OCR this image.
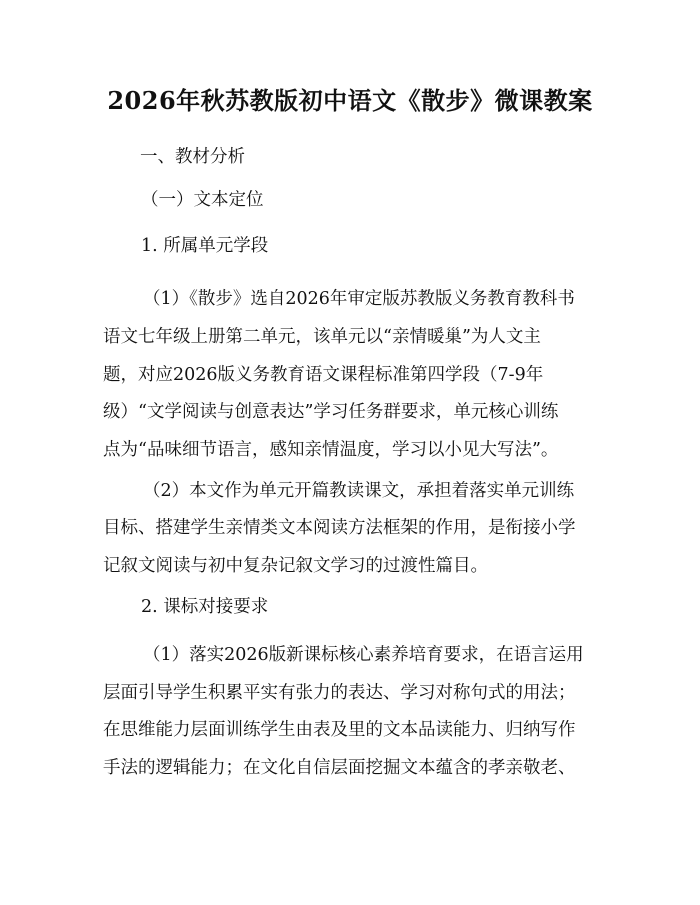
2026年秋苏教版初中语文《散步》微课教案
一、教材分析
（一）文本定位
1. 所属单元学段
（1）《散步》选自2026年审定版苏教版义务教育教科书
语文七年级上册第二单元，该单元以“亲情暖巢”为人文主
题，对应2026版义务教育语文课程标准第四学段（7-9年
级）“文学阅读与创意表达”学习任务群要求，单元核心训练
点为“品味细节语言，感知亲情温度，学习以小见大写法”。
（2）本文作为单元开篇教读课文，承担着落实单元训练
目标、搭建学生亲情类文本阅读方法框架的作用，是衔接小学
记叙文阅读与初中复杂记叙文学习的过渡性篇目。
2. 课标对接要求
（1）落实2026版新课标核心素养培育要求，在语言运用
层面引导学生积累平实有张力的表达、学习对称句式的用法；
在思维能力层面训练学生由表及里的文本品读能力、归纳写作
手法的逻辑能力；在文化自信层面挖掘文本蕴含的孝亲敬老、
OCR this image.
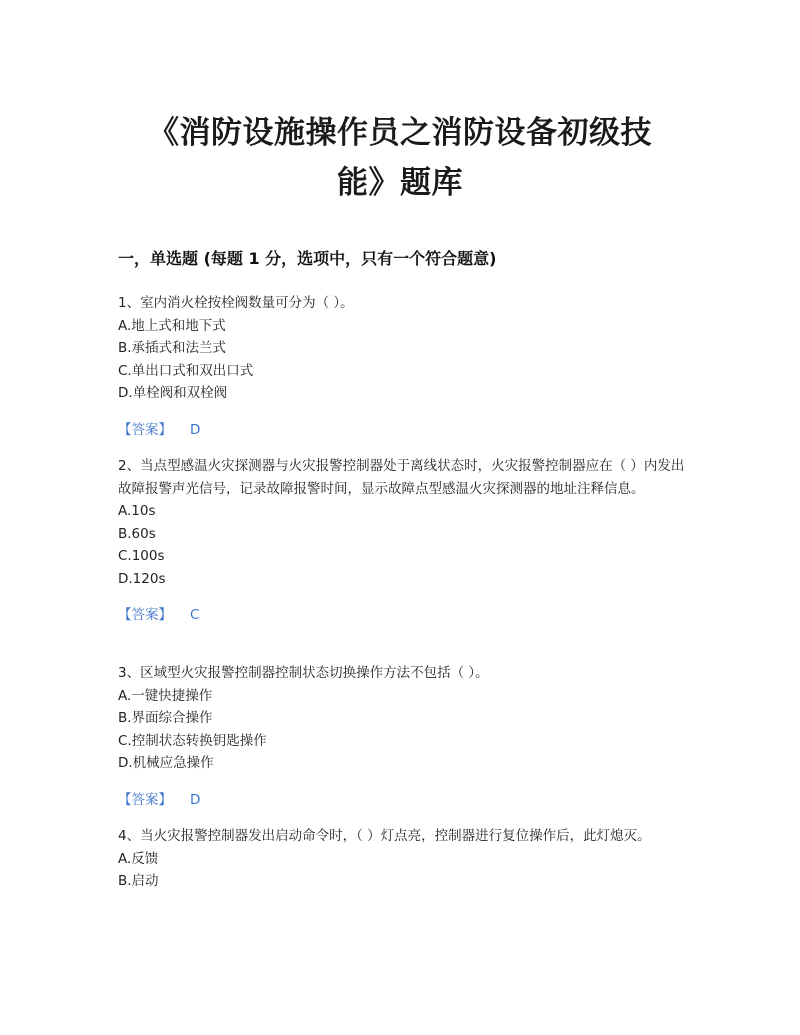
《消防设施操作员之消防设备初级技
能》题库
一，单选题 (每题 1 分，选项中，只有一个符合题意)
1、室内消火栓按栓阀数量可分为（ ）。
A.地上式和地下式
B.承插式和法兰式
C.单出口式和双出口式
D.单栓阀和双栓阀
【答案】 D
2、当点型感温火灾探测器与火灾报警控制器处于离线状态时，火灾报警控制器应在（ ）内发出故障报警声光信号，记录故障报警时间，显示故障点型感温火灾探测器的地址注释信息。
A.10s
B.60s
C.100s
D.120s
【答案】 C
3、区域型火灾报警控制器控制状态切换操作方法不包括（ ）。
A.一键快捷操作
B.界面综合操作
C.控制状态转换钥匙操作
D.机械应急操作
【答案】 D
4、当火灾报警控制器发出启动命令时，（ ）灯点亮，控制器进行复位操作后，此灯熄灭。
A.反馈
B.启动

* * * * *

Written instruction:
Transcribe the whole listing exactly. Pictures stay out of your copy.

Solution for this problem:
OCR this image.
2026年秋苏教版初中语文《散步》微课教案
一、教材分析
（一）文本定位
1. 所属单元学段
（1）《散步》选自2026年审定版苏教版义务教育教科书
语文七年级上册第二单元，该单元以“亲情暖巢”为人文主
题，对应2026版义务教育语文课程标准第四学段（7-9年
级）“文学阅读与创意表达”学习任务群要求，单元核心训练
点为“品味细节语言，感知亲情温度，学习以小见大写法”。
（2）本文作为单元开篇教读课文，承担着落实单元训练
目标、搭建学生亲情类文本阅读方法框架的作用，是衔接小学
记叙文阅读与初中复杂记叙文学习的过渡性篇目。
2. 课标对接要求
（1）落实2026版新课标核心素养培育要求，在语言运用
层面引导学生积累平实有张力的表达、学习对称句式的用法；
在思维能力层面训练学生由表及里的文本品读能力、归纳写作
手法的逻辑能力；在文化自信层面挖掘文本蕴含的孝亲敬老、
OCR this image.
《消防设施操作员之消防设备初级技
能》题库
一，单选题 (每题 1 分，选项中，只有一个符合题意)
1、室内消火栓按栓阀数量可分为（ ）。
A.地上式和地下式
B.承插式和法兰式
C.单出口式和双出口式
D.单栓阀和双栓阀
【答案】 D
2、当点型感温火灾探测器与火灾报警控制器处于离线状态时，火灾报警控制器应在（ ）内发出故障报警声光信号，记录故障报警时间，显示故障点型感温火灾探测器的地址注释信息。
A.10s
B.60s
C.100s
D.120s
【答案】 C
3、区域型火灾报警控制器控制状态切换操作方法不包括（ ）。
A.一键快捷操作
B.界面综合操作
C.控制状态转换钥匙操作
D.机械应急操作
【答案】 D
4、当火灾报警控制器发出启动命令时，（ ）灯点亮，控制器进行复位操作后，此灯熄灭。
A.反馈
B.启动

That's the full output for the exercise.